Short problem >> Extract the listing in its entirety, keeping each line identical to the original.

Items >>
▼
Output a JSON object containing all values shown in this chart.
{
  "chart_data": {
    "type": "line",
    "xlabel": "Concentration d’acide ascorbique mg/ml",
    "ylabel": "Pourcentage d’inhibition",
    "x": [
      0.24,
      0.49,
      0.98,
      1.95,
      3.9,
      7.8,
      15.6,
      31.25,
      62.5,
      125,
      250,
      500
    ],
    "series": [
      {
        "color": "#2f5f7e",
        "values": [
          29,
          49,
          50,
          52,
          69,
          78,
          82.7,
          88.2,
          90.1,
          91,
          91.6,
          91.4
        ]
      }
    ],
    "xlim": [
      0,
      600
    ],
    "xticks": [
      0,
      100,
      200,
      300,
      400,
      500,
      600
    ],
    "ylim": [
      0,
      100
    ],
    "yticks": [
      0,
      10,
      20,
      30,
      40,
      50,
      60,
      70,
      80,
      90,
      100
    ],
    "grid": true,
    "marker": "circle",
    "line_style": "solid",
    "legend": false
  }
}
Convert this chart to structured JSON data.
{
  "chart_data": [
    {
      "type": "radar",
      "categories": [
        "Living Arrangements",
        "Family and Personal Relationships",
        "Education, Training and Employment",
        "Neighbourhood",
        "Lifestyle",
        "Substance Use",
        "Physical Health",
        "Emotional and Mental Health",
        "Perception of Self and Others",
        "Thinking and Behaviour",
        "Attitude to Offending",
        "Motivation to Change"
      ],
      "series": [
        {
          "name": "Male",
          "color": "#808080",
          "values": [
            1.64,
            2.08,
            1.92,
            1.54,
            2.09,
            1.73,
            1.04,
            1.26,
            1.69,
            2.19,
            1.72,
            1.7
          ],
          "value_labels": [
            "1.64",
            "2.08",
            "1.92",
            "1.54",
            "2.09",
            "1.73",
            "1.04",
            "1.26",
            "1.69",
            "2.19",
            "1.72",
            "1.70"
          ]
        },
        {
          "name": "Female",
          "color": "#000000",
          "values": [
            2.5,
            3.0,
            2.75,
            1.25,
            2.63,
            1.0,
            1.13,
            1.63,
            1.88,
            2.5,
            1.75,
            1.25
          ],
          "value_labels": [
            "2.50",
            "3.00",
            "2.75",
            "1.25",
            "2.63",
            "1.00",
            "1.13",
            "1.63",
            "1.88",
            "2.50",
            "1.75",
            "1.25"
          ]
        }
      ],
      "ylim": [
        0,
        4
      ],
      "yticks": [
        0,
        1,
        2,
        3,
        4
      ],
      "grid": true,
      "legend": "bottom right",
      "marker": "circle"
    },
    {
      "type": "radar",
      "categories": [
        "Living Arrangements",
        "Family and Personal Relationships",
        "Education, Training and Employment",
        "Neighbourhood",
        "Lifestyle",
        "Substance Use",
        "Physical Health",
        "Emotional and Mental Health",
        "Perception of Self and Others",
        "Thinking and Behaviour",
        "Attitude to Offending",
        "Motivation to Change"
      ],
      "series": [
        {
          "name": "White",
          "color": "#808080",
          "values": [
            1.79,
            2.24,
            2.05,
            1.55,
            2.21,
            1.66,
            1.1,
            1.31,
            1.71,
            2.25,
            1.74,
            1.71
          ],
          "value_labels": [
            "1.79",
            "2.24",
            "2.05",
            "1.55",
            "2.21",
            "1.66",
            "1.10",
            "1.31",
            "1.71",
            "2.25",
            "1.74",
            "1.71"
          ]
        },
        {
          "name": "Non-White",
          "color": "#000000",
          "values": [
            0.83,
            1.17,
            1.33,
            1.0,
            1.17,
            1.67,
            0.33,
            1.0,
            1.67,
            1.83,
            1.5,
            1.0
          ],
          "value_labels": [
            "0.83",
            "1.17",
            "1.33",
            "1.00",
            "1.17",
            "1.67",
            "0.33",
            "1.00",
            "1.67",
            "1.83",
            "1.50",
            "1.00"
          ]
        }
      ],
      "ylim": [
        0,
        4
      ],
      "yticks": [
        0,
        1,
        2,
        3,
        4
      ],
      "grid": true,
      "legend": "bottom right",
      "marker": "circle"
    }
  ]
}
▲
Correct answer >>
Output a JSON object containing all values shown in this chart.
{
  "chart_data": {
    "type": "line",
    "xlabel": "Concentration d’acide ascorbique mg/ml",
    "ylabel": "Pourcentage d’inhibition",
    "x": [
      0.24,
      0.49,
      0.98,
      1.95,
      3.9,
      7.8,
      15.6,
      31.25,
      62.5,
      125,
      250,
      500
    ],
    "series": [
      {
        "color": "#2f5f7e",
        "values": [
          29,
          49,
          50,
          52,
          69,
          78,
          82.7,
          88.2,
          90.1,
          91,
          91.6,
          91.4
        ]
      }
    ],
    "xlim": [
      0,
      600
    ],
    "xticks": [
      0,
      100,
      200,
      300,
      400,
      500,
      600
    ],
    "ylim": [
      0,
      100
    ],
    "yticks": [
      0,
      10,
      20,
      30,
      40,
      50,
      60,
      70,
      80,
      90,
      100
    ],
    "grid": true,
    "marker": "circle",
    "line_style": "solid",
    "legend": false
  }
}
Convert this chart to structured JSON data.
{
  "chart_data": [
    {
      "type": "radar",
      "categories": [
        "Living Arrangements",
        "Family and Personal Relationships",
        "Education, Training and Employment",
        "Neighbourhood",
        "Lifestyle",
        "Substance Use",
        "Physical Health",
        "Emotional and Mental Health",
        "Perception of Self and Others",
        "Thinking and Behaviour",
        "Attitude to Offending",
        "Motivation to Change"
      ],
      "series": [
        {
          "name": "Male",
          "color": "#808080",
          "values": [
            1.64,
            2.08,
            1.92,
            1.54,
            2.09,
            1.73,
            1.04,
            1.26,
            1.69,
            2.19,
            1.72,
            1.7
          ],
          "value_labels": [
            "1.64",
            "2.08",
            "1.92",
            "1.54",
            "2.09",
            "1.73",
            "1.04",
            "1.26",
            "1.69",
            "2.19",
            "1.72",
            "1.70"
          ]
        },
        {
          "name": "Female",
          "color": "#000000",
          "values": [
            2.5,
            3.0,
            2.75,
            1.25,
            2.63,
            1.0,
            1.13,
            1.63,
            1.88,
            2.5,
            1.75,
            1.25
          ],
          "value_labels": [
            "2.50",
            "3.00",
            "2.75",
            "1.25",
            "2.63",
            "1.00",
            "1.13",
            "1.63",
            "1.88",
            "2.50",
            "1.75",
            "1.25"
          ]
        }
      ],
      "ylim": [
        0,
        4
      ],
      "yticks": [
        0,
        1,
        2,
        3,
        4
      ],
      "grid": true,
      "legend": "bottom right",
      "marker": "circle"
    },
    {
      "type": "radar",
      "categories": [
        "Living Arrangements",
        "Family and Personal Relationships",
        "Education, Training and Employment",
        "Neighbourhood",
        "Lifestyle",
        "Substance Use",
        "Physical Health",
        "Emotional and Mental Health",
        "Perception of Self and Others",
        "Thinking and Behaviour",
        "Attitude to Offending",
        "Motivation to Change"
      ],
      "series": [
        {
          "name": "White",
          "color": "#808080",
          "values": [
            1.79,
            2.24,
            2.05,
            1.55,
            2.21,
            1.66,
            1.1,
            1.31,
            1.71,
            2.25,
            1.74,
            1.71
          ],
          "value_labels": [
            "1.79",
            "2.24",
            "2.05",
            "1.55",
            "2.21",
            "1.66",
            "1.10",
            "1.31",
            "1.71",
            "2.25",
            "1.74",
            "1.71"
          ]
        },
        {
          "name": "Non-White",
          "color": "#000000",
          "values": [
            0.83,
            1.17,
            1.33,
            1.0,
            1.17,
            1.67,
            0.33,
            1.0,
            1.67,
            1.83,
            1.5,
            1.0
          ],
          "value_labels": [
            "0.83",
            "1.17",
            "1.33",
            "1.00",
            "1.17",
            "1.67",
            "0.33",
            "1.00",
            "1.67",
            "1.83",
            "1.50",
            "1.00"
          ]
        }
      ],
      "ylim": [
        0,
        4
      ],
      "yticks": [
        0,
        1,
        2,
        3,
        4
      ],
      "grid": true,
      "legend": "bottom right",
      "marker": "circle"
    }
  ]
}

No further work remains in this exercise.